_WHAT YOU NEED TO DO_
List all lines in the material below that contain "Perry".

Collected data
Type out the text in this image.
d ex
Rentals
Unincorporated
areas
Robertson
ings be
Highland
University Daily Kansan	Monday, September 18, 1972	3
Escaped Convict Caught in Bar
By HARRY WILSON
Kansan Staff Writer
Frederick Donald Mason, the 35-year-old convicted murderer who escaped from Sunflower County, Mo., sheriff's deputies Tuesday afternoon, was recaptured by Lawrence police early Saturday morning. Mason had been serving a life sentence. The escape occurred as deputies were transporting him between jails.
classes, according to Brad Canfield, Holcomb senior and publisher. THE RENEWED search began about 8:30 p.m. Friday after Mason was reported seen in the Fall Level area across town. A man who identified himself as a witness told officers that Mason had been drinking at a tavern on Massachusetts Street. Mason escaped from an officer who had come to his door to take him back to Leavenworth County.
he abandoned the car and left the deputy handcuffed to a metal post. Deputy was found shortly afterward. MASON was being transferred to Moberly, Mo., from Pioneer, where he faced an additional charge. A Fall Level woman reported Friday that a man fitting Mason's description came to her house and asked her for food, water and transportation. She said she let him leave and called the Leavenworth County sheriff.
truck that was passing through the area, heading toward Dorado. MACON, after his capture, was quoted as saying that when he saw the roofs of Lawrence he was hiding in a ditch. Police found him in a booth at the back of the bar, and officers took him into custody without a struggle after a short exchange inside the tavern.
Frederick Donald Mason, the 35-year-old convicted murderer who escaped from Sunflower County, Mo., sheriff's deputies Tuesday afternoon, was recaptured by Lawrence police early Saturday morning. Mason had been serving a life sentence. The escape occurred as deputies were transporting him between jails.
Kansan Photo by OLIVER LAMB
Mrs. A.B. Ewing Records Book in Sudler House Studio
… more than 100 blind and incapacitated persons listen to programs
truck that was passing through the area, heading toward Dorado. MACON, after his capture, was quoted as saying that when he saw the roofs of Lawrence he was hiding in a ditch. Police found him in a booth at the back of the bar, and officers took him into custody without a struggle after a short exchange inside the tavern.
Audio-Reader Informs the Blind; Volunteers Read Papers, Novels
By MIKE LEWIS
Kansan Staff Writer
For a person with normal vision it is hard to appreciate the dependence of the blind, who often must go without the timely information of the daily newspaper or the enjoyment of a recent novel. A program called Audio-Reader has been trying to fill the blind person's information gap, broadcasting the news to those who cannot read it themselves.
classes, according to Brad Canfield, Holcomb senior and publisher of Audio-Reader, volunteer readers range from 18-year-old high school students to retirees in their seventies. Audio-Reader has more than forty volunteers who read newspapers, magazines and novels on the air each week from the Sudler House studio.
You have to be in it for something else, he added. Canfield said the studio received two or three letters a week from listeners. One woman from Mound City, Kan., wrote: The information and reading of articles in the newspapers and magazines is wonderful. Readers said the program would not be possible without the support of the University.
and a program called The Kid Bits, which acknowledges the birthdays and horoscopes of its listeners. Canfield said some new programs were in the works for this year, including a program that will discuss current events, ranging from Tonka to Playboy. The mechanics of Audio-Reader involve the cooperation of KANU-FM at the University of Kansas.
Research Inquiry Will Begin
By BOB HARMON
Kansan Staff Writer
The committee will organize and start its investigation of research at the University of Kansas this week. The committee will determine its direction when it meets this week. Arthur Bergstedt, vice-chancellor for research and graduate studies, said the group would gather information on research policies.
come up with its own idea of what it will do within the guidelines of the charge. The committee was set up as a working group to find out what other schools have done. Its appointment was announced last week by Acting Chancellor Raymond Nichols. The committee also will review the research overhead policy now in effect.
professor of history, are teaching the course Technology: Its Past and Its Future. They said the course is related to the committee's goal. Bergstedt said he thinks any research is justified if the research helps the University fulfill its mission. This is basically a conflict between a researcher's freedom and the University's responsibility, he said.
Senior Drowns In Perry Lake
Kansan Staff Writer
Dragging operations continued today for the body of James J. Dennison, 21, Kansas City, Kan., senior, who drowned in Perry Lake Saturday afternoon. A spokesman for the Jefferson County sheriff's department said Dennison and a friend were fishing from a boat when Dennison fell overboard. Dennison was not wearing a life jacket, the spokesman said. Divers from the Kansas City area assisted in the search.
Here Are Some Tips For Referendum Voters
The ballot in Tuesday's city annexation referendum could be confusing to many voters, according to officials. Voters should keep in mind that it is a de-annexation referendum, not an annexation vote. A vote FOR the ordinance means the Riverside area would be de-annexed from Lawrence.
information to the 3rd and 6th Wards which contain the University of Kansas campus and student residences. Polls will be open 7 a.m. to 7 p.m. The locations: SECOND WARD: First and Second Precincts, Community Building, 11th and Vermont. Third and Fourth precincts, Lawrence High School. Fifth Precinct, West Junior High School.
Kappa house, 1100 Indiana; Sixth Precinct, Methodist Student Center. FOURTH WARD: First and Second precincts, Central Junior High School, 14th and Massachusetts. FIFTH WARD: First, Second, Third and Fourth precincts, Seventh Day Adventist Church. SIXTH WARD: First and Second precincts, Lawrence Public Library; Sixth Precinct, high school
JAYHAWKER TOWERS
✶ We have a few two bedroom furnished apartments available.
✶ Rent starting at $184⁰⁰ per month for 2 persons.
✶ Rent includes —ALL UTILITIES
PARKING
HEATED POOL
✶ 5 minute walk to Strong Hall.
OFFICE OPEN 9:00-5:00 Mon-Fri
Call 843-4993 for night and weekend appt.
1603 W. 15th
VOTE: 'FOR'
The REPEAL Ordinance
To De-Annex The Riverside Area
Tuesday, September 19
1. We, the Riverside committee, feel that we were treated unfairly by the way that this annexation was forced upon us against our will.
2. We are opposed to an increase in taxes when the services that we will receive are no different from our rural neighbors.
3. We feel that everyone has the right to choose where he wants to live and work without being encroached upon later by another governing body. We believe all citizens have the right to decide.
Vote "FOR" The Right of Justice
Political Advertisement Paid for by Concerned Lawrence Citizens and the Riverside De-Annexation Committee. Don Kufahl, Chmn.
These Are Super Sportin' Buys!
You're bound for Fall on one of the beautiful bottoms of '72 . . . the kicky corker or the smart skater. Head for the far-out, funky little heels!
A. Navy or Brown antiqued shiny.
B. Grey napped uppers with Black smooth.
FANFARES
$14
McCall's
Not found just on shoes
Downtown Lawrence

_COMPLETE ANSWER_
Senior Drowns In Perry Lake
Dragging operations continued today for the body of James J. Dennison, 21, Kansas City, Kan., senior, who drowned in Perry Lake Saturday afternoon. A spokesman for the Jefferson County sheriff's department said Dennison and a friend were fishing from a boat when Dennison fell overboard. Dennison was not wearing a life jacket, the spokesman said. Divers from the Kansas City area assisted in the search.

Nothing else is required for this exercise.